* [THE TASK]:
How many lines in the records below hold the string "李沧区东李社区采样点"? Please answer with the number and nothing more.

BEGIN

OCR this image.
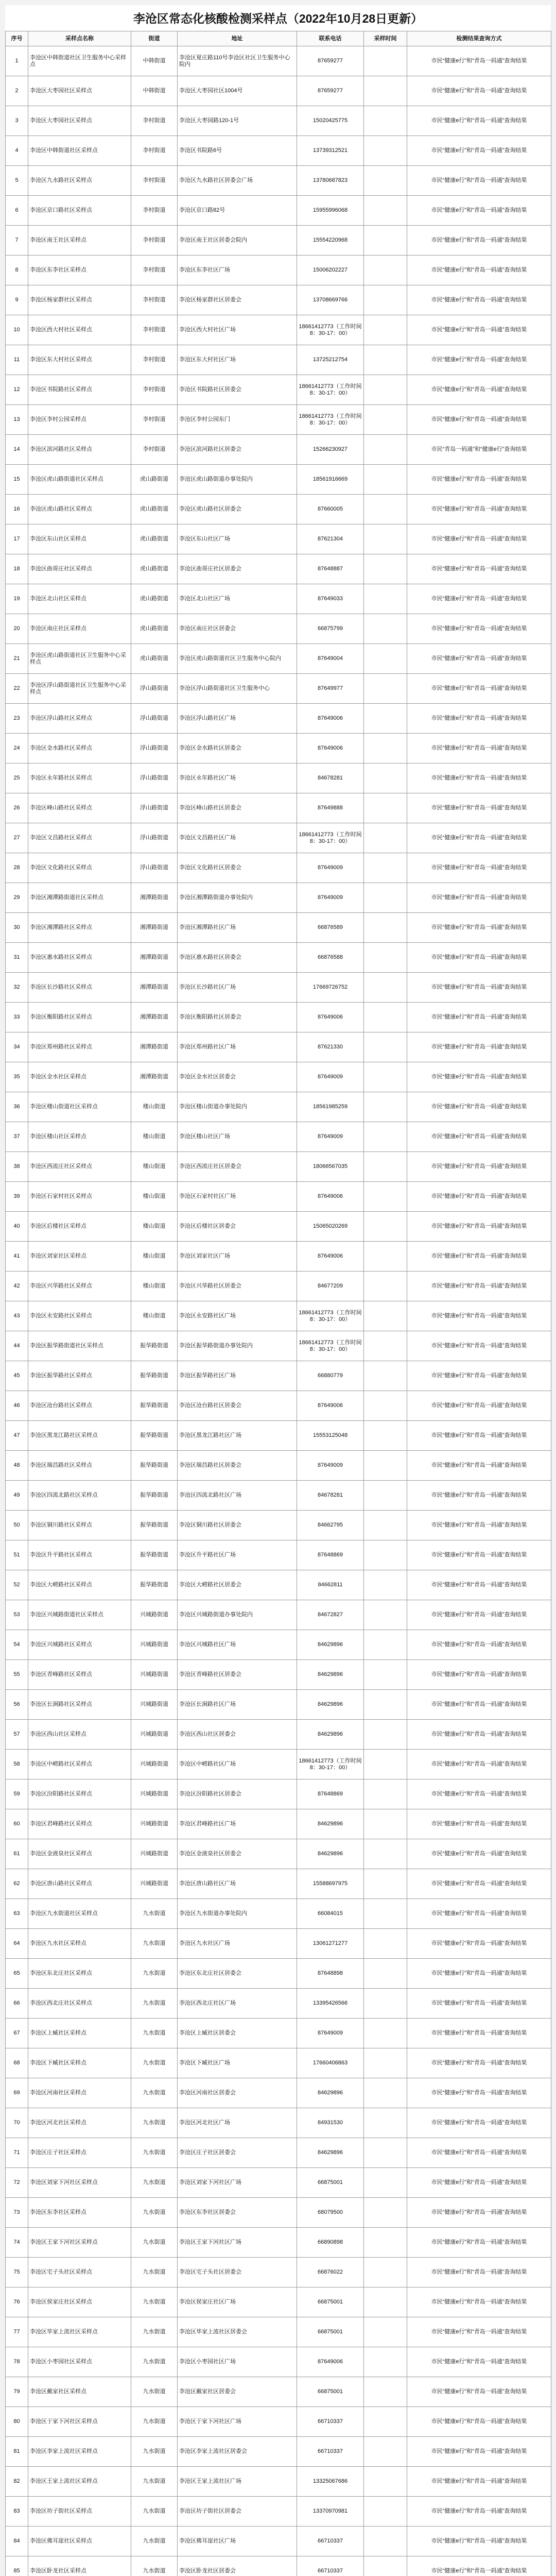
李沧区常态化核酸检测采样点（2022年10月28日更新）
序号	采样点名称	街道	地址	联系电话	采样时间	检测结果查询方式
1	李沧区中韩街道社区卫生服务中心采样点	中韩街道	李沧区夏庄路110号李沧区社区卫生服务中心院内	87659277		市民“健康e行”和“青岛一码通”查询结果
2	李沧区大枣园社区采样点	中韩街道	李沧区大枣园社区1004号	87659277		市民“健康e行”和“青岛一码通”查询结果
3	李沧区大枣园社区采样点	李村街道	李沧区大枣园路120-1号	15020425775		市民“健康e行”和“青岛一码通”查询结果
4	李沧区中韩街道社区采样点	李村街道	李沧区书院路6号	13739312521		市民“健康e行”和“青岛一码通”查询结果
5	李沧区九水路社区采样点	李村街道	李沧区九水路社区居委会广场	13780687823		市民“健康e行”和“青岛一码通”查询结果
6	李沧区京口路社区采样点	李村街道	李沧区京口路82号	15955996068		市民“健康e行”和“青岛一码通”查询结果
7	李沧区南王社区采样点	李村街道	李沧区南王社区居委会院内	15554220968		市民“健康e行”和“青岛一码通”查询结果
8	李沧区东李社区采样点	李村街道	李沧区东李社区广场	15006202227		市民“健康e行”和“青岛一码通”查询结果
9	李沧区杨家群社区采样点	李村街道	李沧区杨家群社区居委会	13708669766		市民“健康e行”和“青岛一码通”查询结果
10	李沧区西大村社区采样点	李村街道	李沧区西大村社区广场	18661412773（工作时间8：30-17：00）		市民“健康e行”和“青岛一码通”查询结果
11	李沧区东大村社区采样点	李村街道	李沧区东大村社区广场	13725212754		市民“健康e行”和“青岛一码通”查询结果
12	李沧区书院路社区采样点	李村街道	李沧区书院路社区居委会	18661412773（工作时间8：30-17：00）		市民“健康e行”和“青岛一码通”查询结果
13	李沧区李村公园采样点	李村街道	李沧区李村公园东门	18661412773（工作时间8：30-17：00）		市民“健康e行”和“青岛一码通”查询结果
14	李沧区滨河路社区采样点	李村街道	李沧区滨河路社区居委会	15266230927		市民“青岛一码通”和“健康e行”查询结果
15	李沧区虎山路街道社区采样点	虎山路街道	李沧区虎山路街道办事处院内	18561916669		市民“健康e行”和“青岛一码通”查询结果
16	李沧区虎山路社区采样点	虎山路街道	李沧区虎山路社区居委会	87660005		市民“健康e行”和“青岛一码通”查询结果
17	李沧区东山社区采样点	虎山路街道	李沧区东山社区广场	87621304		市民“健康e行”和“青岛一码通”查询结果
18	李沧区曲哥庄社区采样点	虎山路街道	李沧区曲哥庄社区居委会	87648887		市民“健康e行”和“青岛一码通”查询结果
19	李沧区北山社区采样点	虎山路街道	李沧区北山社区广场	87649033		市民“健康e行”和“青岛一码通”查询结果
20	李沧区南庄社区采样点	虎山路街道	李沧区南庄社区居委会	66875799		市民“健康e行”和“青岛一码通”查询结果
21	李沧区虎山路街道社区卫生服务中心采样点	虎山路街道	李沧区虎山路街道社区卫生服务中心院内	87649004		市民“健康e行”和“青岛一码通”查询结果
22	李沧区浮山路街道社区卫生服务中心采样点	浮山路街道	李沧区浮山路街道社区卫生服务中心	87649977		市民“健康e行”和“青岛一码通”查询结果
23	李沧区浮山路社区采样点	浮山路街道	李沧区浮山路社区广场	87649006		市民“健康e行”和“青岛一码通”查询结果
24	李沧区金水路社区采样点	浮山路街道	李沧区金水路社区居委会	87649006		市民“健康e行”和“青岛一码通”查询结果
25	李沧区永年路社区采样点	浮山路街道	李沧区永年路社区广场	84678281		市民“健康e行”和“青岛一码通”查询结果
26	李沧区峰山路社区采样点	浮山路街道	李沧区峰山路社区居委会	87649888		市民“健康e行”和“青岛一码通”查询结果
27	李沧区文昌路社区采样点	浮山路街道	李沧区文昌路社区广场	18661412773（工作时间8：30-17：00）		市民“健康e行”和“青岛一码通”查询结果
28	李沧区文化路社区采样点	浮山路街道	李沧区文化路社区居委会	87649009		市民“健康e行”和“青岛一码通”查询结果
29	李沧区湘潭路街道社区采样点	湘潭路街道	李沧区湘潭路街道办事处院内	87649009		市民“健康e行”和“青岛一码通”查询结果
30	李沧区湘潭路社区采样点	湘潭路街道	李沧区湘潭路社区广场	66876589		市民“健康e行”和“青岛一码通”查询结果
31	李沧区惠水路社区采样点	湘潭路街道	李沧区惠水路社区居委会	66876588		市民“健康e行”和“青岛一码通”查询结果
32	李沧区长沙路社区采样点	湘潭路街道	李沧区长沙路社区广场	17669726752		市民“健康e行”和“青岛一码通”查询结果
33	李沧区衡阳路社区采样点	湘潭路街道	李沧区衡阳路社区居委会	87649006		市民“健康e行”和“青岛一码通”查询结果
34	李沧区郑州路社区采样点	湘潭路街道	李沧区郑州路社区广场	87621330		市民“健康e行”和“青岛一码通”查询结果
35	李沧区金水社区采样点	湘潭路街道	李沧区金水社区居委会	87649009		市民“健康e行”和“青岛一码通”查询结果
36	李沧区楼山街道社区采样点	楼山街道	李沧区楼山街道办事处院内	18561985259		市民“健康e行”和“青岛一码通”查询结果
37	李沧区楼山社区采样点	楼山街道	李沧区楼山社区广场	87649009		市民“健康e行”和“青岛一码通”查询结果
38	李沧区西流庄社区采样点	楼山街道	李沧区西流庄社区居委会	18066567035		市民“健康e行”和“青岛一码通”查询结果
39	李沧区石家村社区采样点	楼山街道	李沧区石家村社区广场	87649006		市民“健康e行”和“青岛一码通”查询结果
40	李沧区后楼社区采样点	楼山街道	李沧区后楼社区居委会	15065020269		市民“健康e行”和“青岛一码通”查询结果
41	李沧区刘家社区采样点	楼山街道	李沧区刘家社区广场	87649006		市民“健康e行”和“青岛一码通”查询结果
42	李沧区兴华路社区采样点	楼山街道	李沧区兴华路社区居委会	84677209		市民“健康e行”和“青岛一码通”查询结果
43	李沧区永安路社区采样点	楼山街道	李沧区永安路社区广场	18661412773（工作时间8：30-17：00）		市民“健康e行”和“青岛一码通”查询结果
44	李沧区振华路街道社区采样点	振华路街道	李沧区振华路街道办事处院内	18661412773（工作时间8：30-17：00）		市民“健康e行”和“青岛一码通”查询结果
45	李沧区振华路社区采样点	振华路街道	李沧区振华路社区广场	66880779		市民“健康e行”和“青岛一码通”查询结果
46	李沧区沧台路社区采样点	振华路街道	李沧区沧台路社区居委会	87649006		市民“健康e行”和“青岛一码通”查询结果
47	李沧区黑龙江路社区采样点	振华路街道	李沧区黑龙江路社区广场	15553125048		市民“健康e行”和“青岛一码通”查询结果
48	李沧区瑞昌路社区采样点	振华路街道	李沧区瑞昌路社区居委会	87649009		市民“健康e行”和“青岛一码通”查询结果
49	李沧区四流北路社区采样点	振华路街道	李沧区四流北路社区广场	84678281		市民“健康e行”和“青岛一码通”查询结果
50	李沧区铜川路社区采样点	振华路街道	李沧区铜川路社区居委会	84662795		市民“健康e行”和“青岛一码通”查询结果
51	李沧区升平路社区采样点	振华路街道	李沧区升平路社区广场	87648869		市民“健康e行”和“青岛一码通”查询结果
52	李沧区大崂路社区采样点	振华路街道	李沧区大崂路社区居委会	84662811		市民“健康e行”和“青岛一码通”查询结果
53	李沧区兴城路街道社区采样点	兴城路街道	李沧区兴城路街道办事处院内	84672827		市民“健康e行”和“青岛一码通”查询结果
54	李沧区兴城路社区采样点	兴城路街道	李沧区兴城路社区广场	84629896		市民“健康e行”和“青岛一码通”查询结果
55	李沧区青峰路社区采样点	兴城路街道	李沧区青峰路社区居委会	84629896		市民“健康e行”和“青岛一码通”查询结果
56	李沧区长涧路社区采样点	兴城路街道	李沧区长涧路社区广场	84629896		市民“健康e行”和“青岛一码通”查询结果
57	李沧区西山社区采样点	兴城路街道	李沧区西山社区居委会	84629896		市民“健康e行”和“青岛一码通”查询结果
58	李沧区中崂路社区采样点	兴城路街道	李沧区中崂路社区广场	18661412773（工作时间8：30-17：00）		市民“健康e行”和“青岛一码通”查询结果
59	李沧区汾阳路社区采样点	兴城路街道	李沧区汾阳路社区居委会	87648869		市民“健康e行”和“青岛一码通”查询结果
60	李沧区君峰路社区采样点	兴城路街道	李沧区君峰路社区广场	84629896		市民“健康e行”和“青岛一码通”查询结果
61	李沧区金液泉社区采样点	兴城路街道	李沧区金液泉社区居委会	84629896		市民“健康e行”和“青岛一码通”查询结果
62	李沧区唐山路社区采样点	兴城路街道	李沧区唐山路社区广场	15588697975		市民“健康e行”和“青岛一码通”查询结果
63	李沧区九水街道社区采样点	九水街道	李沧区九水街道办事处院内	66084015		市民“健康e行”和“青岛一码通”查询结果
64	李沧区九水社区采样点	九水街道	李沧区九水社区广场	13061271277		市民“健康e行”和“青岛一码通”查询结果
65	李沧区东北庄社区采样点	九水街道	李沧区东北庄社区居委会	87648898		市民“健康e行”和“青岛一码通”查询结果
66	李沧区西北庄社区采样点	九水街道	李沧区西北庄社区广场	13395426566		市民“健康e行”和“青岛一码通”查询结果
67	李沧区上臧社区采样点	九水街道	李沧区上臧社区居委会	87649009		市民“健康e行”和“青岛一码通”查询结果
68	李沧区下臧社区采样点	九水街道	李沧区下臧社区广场	17660406863		市民“健康e行”和“青岛一码通”查询结果
69	李沧区河南社区采样点	九水街道	李沧区河南社区居委会	84629896		市民“健康e行”和“青岛一码通”查询结果
70	李沧区河北社区采样点	九水街道	李沧区河北社区广场	84931530		市民“健康e行”和“青岛一码通”查询结果
71	李沧区庄子社区采样点	九水街道	李沧区庄子社区居委会	84629896		市民“健康e行”和“青岛一码通”查询结果
72	李沧区刘家下河社区采样点	九水街道	李沧区刘家下河社区广场	66875001		市民“健康e行”和“青岛一码通”查询结果
73	李沧区东李社区采样点	九水街道	李沧区东李社区居委会	68079500		市民“健康e行”和“青岛一码通”查询结果
74	李沧区王家下河社区采样点	九水街道	李沧区王家下河社区广场	66890898		市民“健康e行”和“青岛一码通”查询结果
75	李沧区宅子头社区采样点	九水街道	李沧区宅子头社区居委会	66876022		市民“健康e行”和“青岛一码通”查询结果
76	李沧区侯家庄社区采样点	九水街道	李沧区侯家庄社区广场	66875001		市民“健康e行”和“青岛一码通”查询结果
77	李沧区毕家上流社区采样点	九水街道	李沧区毕家上流社区居委会	66875001		市民“健康e行”和“青岛一码通”查询结果
78	李沧区小枣园社区采样点	九水街道	李沧区小枣园社区广场	87649006		市民“健康e行”和“青岛一码通”查询结果
79	李沧区戴家社区采样点	九水街道	李沧区戴家社区居委会	66875001		市民“健康e行”和“青岛一码通”查询结果
80	李沧区于家下河社区采样点	九水街道	李沧区于家下河社区广场	66710337		市民“健康e行”和“青岛一码通”查询结果
81	李沧区李家上流社区采样点	九水街道	李沧区李家上流社区居委会	66710337		市民“健康e行”和“青岛一码通”查询结果
82	李沧区王家上流社区采样点	九水街道	李沧区王家上流社区广场	13325067686		市民“健康e行”和“青岛一码通”查询结果
83	李沧区坊子街社区采样点	九水街道	李沧区坊子街社区居委会	13370970981		市民“健康e行”和“青岛一码通”查询结果
84	李沧区佛耳崖社区采样点	九水街道	李沧区佛耳崖社区广场	66710337		市民“健康e行”和“青岛一码通”查询结果
85	李沧区卧龙社区采样点	九水街道	李沧区卧龙社区居委会	66710337		市民“健康e行”和“青岛一码通”查询结果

END

* [SOLUTION BELOW]:
2